:: Exercise description ::
Look through the listing for the word "Урал". Copy each line that has it.

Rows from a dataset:
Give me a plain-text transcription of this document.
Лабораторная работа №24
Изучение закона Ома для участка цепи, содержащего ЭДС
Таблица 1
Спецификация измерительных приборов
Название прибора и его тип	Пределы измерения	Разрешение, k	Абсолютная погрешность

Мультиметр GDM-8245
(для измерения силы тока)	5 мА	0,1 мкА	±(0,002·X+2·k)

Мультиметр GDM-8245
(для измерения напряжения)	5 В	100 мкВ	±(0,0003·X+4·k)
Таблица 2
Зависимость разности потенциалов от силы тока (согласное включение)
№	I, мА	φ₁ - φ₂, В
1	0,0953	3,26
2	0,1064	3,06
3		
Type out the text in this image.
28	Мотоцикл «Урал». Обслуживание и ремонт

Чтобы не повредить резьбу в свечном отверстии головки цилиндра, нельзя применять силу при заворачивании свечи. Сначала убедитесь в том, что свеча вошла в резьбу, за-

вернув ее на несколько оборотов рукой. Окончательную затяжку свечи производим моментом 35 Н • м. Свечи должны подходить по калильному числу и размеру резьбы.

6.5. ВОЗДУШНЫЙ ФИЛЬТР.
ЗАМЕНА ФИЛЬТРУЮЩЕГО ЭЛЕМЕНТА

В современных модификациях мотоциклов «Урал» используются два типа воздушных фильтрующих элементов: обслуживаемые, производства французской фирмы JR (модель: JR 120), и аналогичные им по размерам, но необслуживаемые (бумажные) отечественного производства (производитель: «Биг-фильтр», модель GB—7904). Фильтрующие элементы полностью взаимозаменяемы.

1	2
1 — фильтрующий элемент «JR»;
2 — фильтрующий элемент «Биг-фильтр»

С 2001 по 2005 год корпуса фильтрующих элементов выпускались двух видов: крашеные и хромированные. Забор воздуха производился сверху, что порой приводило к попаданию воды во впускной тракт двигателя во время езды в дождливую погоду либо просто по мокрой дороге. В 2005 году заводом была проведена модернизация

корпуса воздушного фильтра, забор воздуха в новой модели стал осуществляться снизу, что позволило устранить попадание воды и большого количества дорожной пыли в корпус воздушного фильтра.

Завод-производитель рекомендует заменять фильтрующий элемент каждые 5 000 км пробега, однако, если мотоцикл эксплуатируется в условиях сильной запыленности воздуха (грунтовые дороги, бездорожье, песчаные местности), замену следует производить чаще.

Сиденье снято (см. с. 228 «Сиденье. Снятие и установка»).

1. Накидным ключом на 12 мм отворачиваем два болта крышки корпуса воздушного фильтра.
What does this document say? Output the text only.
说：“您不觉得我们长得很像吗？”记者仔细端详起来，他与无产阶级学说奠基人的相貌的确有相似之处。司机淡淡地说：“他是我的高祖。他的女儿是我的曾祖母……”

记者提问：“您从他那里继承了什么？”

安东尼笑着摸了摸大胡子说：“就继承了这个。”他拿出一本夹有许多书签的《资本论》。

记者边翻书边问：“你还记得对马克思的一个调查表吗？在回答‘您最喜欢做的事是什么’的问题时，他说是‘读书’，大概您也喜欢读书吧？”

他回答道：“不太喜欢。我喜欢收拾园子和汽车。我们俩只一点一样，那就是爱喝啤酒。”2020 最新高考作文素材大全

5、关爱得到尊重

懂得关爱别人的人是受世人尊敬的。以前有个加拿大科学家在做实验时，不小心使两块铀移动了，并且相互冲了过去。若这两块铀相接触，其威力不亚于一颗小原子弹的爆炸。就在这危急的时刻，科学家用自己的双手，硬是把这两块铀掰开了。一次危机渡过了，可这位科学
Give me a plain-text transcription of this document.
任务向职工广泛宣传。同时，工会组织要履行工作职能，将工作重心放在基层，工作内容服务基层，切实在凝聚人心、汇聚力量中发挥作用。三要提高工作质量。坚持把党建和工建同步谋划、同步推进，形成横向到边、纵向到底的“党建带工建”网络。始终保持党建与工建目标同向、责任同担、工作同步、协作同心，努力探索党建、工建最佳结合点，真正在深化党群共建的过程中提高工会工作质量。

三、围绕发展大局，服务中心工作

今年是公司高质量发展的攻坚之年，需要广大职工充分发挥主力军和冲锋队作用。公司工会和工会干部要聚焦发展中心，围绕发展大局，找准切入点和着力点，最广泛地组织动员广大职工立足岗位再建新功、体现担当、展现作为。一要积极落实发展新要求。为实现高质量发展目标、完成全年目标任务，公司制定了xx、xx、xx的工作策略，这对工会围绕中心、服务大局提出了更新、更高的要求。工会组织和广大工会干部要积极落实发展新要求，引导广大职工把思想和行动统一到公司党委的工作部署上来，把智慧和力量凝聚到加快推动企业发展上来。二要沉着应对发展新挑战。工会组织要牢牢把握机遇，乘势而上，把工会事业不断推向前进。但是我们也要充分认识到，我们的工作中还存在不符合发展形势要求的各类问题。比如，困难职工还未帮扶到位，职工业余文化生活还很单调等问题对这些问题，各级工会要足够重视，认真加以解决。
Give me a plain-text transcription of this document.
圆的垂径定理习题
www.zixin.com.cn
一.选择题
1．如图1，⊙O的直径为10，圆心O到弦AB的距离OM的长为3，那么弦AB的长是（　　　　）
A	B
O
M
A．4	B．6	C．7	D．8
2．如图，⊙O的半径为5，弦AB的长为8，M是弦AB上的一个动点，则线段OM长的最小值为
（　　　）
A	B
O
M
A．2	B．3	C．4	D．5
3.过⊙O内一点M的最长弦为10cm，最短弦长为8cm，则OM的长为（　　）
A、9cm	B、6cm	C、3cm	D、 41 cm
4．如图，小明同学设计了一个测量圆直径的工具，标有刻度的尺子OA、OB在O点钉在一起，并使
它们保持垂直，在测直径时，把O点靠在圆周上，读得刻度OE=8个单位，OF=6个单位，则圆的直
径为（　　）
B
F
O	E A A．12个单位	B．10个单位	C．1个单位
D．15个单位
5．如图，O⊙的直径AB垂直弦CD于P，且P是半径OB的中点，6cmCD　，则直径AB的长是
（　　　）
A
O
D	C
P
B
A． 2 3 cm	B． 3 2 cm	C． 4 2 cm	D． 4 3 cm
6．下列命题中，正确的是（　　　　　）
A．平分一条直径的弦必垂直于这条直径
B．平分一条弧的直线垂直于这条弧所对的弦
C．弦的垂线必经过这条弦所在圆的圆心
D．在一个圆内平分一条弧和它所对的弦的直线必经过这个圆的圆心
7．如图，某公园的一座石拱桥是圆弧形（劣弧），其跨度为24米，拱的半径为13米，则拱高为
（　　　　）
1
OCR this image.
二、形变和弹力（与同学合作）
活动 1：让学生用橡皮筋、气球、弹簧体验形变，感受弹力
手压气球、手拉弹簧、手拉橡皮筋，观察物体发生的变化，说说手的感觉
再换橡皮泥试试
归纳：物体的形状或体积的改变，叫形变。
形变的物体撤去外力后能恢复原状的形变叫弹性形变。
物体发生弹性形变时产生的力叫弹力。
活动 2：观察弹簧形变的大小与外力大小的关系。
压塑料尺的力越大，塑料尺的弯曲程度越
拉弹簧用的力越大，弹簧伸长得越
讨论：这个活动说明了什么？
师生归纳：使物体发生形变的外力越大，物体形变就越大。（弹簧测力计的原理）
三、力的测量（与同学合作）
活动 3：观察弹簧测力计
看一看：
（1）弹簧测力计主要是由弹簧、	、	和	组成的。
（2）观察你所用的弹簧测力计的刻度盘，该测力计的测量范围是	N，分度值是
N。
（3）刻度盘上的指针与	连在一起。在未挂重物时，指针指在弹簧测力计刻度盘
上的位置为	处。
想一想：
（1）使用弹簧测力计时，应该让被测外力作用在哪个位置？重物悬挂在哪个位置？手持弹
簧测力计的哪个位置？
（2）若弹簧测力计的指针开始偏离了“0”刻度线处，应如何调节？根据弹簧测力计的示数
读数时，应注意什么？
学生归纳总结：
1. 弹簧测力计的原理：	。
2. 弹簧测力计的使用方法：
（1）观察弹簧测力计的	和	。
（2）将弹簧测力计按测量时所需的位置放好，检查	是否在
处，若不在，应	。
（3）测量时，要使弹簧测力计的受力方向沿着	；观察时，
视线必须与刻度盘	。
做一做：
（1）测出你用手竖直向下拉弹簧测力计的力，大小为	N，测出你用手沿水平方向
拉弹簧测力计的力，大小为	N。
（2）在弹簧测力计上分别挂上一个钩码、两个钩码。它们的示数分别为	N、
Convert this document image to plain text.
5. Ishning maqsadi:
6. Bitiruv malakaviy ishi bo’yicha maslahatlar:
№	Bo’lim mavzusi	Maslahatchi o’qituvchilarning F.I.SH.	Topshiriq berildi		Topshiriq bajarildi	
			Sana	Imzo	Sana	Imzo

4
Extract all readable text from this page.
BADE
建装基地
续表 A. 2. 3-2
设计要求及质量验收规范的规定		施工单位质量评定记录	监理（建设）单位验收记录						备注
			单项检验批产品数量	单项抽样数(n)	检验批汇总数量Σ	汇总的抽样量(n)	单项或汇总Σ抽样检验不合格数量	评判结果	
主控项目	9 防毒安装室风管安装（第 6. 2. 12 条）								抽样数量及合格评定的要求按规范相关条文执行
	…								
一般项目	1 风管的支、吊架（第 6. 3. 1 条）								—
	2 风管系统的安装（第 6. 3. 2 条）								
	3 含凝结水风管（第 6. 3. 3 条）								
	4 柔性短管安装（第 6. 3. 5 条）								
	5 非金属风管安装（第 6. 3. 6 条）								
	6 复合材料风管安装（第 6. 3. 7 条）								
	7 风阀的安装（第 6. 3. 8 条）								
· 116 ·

:: Task result ::
28	Мотоцикл «Урал». Обслуживание и ремонт
В современных модификациях мотоциклов «Урал» используются два типа воздушных фильтрующих элементов: обслуживаемые, производства французской фирмы JR (модель: JR 120), и аналогичные им по размерам, но необслуживаемые (бумажные) отечественного производства (производитель: «Биг-фильтр», модель GB—7904). Фильтрующие элементы полностью взаимозаменяемы.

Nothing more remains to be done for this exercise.